**EXERCISE DIRECTIONS**: Each line of the material below that holds the word "意思答对即可" needs to be copied.

Dataset items
**********
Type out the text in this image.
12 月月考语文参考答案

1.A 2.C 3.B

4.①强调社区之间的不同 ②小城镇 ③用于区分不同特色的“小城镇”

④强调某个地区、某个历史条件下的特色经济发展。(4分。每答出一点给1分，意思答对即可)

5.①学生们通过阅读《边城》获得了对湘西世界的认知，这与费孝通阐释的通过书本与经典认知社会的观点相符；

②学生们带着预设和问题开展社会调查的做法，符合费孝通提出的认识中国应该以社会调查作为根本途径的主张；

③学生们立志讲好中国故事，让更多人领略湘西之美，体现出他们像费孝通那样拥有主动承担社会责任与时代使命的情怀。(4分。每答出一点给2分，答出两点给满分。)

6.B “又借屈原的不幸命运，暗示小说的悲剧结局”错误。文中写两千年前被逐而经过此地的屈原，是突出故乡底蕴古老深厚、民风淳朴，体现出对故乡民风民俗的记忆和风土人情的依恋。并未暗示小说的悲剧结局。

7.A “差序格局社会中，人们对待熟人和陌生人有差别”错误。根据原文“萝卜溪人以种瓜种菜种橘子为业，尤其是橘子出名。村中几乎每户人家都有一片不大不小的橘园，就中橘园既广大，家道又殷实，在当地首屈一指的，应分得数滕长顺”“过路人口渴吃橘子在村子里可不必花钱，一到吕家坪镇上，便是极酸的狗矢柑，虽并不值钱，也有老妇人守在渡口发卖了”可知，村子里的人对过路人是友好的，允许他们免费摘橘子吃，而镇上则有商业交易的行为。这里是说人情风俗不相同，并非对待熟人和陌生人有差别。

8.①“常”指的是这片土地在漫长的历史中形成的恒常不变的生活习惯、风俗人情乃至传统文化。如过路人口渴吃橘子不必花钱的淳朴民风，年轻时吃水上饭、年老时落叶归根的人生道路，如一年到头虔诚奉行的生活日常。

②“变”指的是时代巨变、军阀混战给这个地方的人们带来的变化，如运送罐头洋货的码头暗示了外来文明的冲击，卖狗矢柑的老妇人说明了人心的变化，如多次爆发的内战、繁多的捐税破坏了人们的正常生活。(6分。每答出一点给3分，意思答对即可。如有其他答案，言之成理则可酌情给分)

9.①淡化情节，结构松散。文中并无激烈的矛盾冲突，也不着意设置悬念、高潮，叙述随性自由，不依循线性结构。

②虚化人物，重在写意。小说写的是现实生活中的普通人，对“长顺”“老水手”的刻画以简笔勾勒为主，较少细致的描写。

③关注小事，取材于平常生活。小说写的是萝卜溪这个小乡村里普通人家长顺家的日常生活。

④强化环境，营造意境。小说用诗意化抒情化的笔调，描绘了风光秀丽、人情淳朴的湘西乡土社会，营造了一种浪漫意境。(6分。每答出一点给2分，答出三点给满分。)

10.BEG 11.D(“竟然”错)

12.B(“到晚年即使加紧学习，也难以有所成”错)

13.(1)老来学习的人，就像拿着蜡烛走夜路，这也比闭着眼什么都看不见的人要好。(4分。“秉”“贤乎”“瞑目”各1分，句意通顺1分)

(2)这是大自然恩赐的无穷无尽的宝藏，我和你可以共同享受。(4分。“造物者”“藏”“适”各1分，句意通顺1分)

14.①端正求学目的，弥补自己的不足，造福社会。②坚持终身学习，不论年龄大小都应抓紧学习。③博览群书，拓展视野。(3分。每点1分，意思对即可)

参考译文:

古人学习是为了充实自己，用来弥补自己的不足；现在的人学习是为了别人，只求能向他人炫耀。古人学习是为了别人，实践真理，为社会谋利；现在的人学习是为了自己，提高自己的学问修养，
**********
**RESULT OF THE TASK**:
④强调某个地区、某个历史条件下的特色经济发展。(4分。每答出一点给1分，意思答对即可)
②“变”指的是时代巨变、军阀混战给这个地方的人们带来的变化，如运送罐头洋货的码头暗示了外来文明的冲击，卖狗矢柑的老妇人说明了人心的变化，如多次爆发的内战、繁多的捐税破坏了人们的正常生活。(6分。每答出一点给3分，意思答对即可。如有其他答案，言之成理则可酌情给分)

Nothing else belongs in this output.